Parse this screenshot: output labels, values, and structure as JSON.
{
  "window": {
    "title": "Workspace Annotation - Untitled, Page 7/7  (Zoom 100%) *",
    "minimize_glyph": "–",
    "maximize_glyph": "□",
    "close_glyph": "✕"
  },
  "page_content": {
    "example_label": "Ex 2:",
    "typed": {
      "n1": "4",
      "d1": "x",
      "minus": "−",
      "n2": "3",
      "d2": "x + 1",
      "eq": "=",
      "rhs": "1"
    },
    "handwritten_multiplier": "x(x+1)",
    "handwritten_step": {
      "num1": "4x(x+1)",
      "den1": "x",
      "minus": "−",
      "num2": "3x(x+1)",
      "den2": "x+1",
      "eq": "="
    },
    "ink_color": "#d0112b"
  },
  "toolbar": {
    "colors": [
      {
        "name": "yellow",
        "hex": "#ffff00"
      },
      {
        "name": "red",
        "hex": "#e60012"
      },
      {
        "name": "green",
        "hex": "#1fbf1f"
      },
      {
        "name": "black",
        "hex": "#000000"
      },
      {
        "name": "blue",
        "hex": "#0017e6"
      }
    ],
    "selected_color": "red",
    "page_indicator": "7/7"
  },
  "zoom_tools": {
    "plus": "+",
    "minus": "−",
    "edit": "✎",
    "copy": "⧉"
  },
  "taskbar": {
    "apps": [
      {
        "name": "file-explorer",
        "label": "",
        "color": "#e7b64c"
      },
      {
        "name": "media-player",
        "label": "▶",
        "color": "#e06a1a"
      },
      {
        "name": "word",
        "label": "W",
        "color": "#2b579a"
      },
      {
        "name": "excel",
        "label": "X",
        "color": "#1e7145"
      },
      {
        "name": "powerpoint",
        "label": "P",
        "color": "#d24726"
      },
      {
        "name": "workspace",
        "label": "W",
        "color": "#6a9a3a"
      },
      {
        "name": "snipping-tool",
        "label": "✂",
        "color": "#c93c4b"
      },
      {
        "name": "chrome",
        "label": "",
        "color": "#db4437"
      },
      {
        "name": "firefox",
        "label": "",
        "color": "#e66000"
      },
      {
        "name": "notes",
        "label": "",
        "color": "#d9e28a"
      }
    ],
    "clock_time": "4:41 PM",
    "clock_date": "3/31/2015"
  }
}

--- --- ---

*WRITTEN PROBLEM*
Retype every record above exactly as written.

*OUTPUT FOR THIS EXERCISE*
Parse this screenshot: output labels, values, and structure as JSON.
{
  "window": {
    "title": "Workspace Annotation - Untitled, Page 7/7  (Zoom 100%) *",
    "minimize_glyph": "–",
    "maximize_glyph": "□",
    "close_glyph": "✕"
  },
  "page_content": {
    "example_label": "Ex 2:",
    "typed": {
      "n1": "4",
      "d1": "x",
      "minus": "−",
      "n2": "3",
      "d2": "x + 1",
      "eq": "=",
      "rhs": "1"
    },
    "handwritten_multiplier": "x(x+1)",
    "handwritten_step": {
      "num1": "4x(x+1)",
      "den1": "x",
      "minus": "−",
      "num2": "3x(x+1)",
      "den2": "x+1",
      "eq": "="
    },
    "ink_color": "#d0112b"
  },
  "toolbar": {
    "colors": [
      {
        "name": "yellow",
        "hex": "#ffff00"
      },
      {
        "name": "red",
        "hex": "#e60012"
      },
      {
        "name": "green",
        "hex": "#1fbf1f"
      },
      {
        "name": "black",
        "hex": "#000000"
      },
      {
        "name": "blue",
        "hex": "#0017e6"
      }
    ],
    "selected_color": "red",
    "page_indicator": "7/7"
  },
  "zoom_tools": {
    "plus": "+",
    "minus": "−",
    "edit": "✎",
    "copy": "⧉"
  },
  "taskbar": {
    "apps": [
      {
        "name": "file-explorer",
        "label": "",
        "color": "#e7b64c"
      },
      {
        "name": "media-player",
        "label": "▶",
        "color": "#e06a1a"
      },
      {
        "name": "word",
        "label": "W",
        "color": "#2b579a"
      },
      {
        "name": "excel",
        "label": "X",
        "color": "#1e7145"
      },
      {
        "name": "powerpoint",
        "label": "P",
        "color": "#d24726"
      },
      {
        "name": "workspace",
        "label": "W",
        "color": "#6a9a3a"
      },
      {
        "name": "snipping-tool",
        "label": "✂",
        "color": "#c93c4b"
      },
      {
        "name": "chrome",
        "label": "",
        "color": "#db4437"
      },
      {
        "name": "firefox",
        "label": "",
        "color": "#e66000"
      },
      {
        "name": "notes",
        "label": "",
        "color": "#d9e28a"
      }
    ],
    "clock_time": "4:41 PM",
    "clock_date": "3/31/2015"
  }
}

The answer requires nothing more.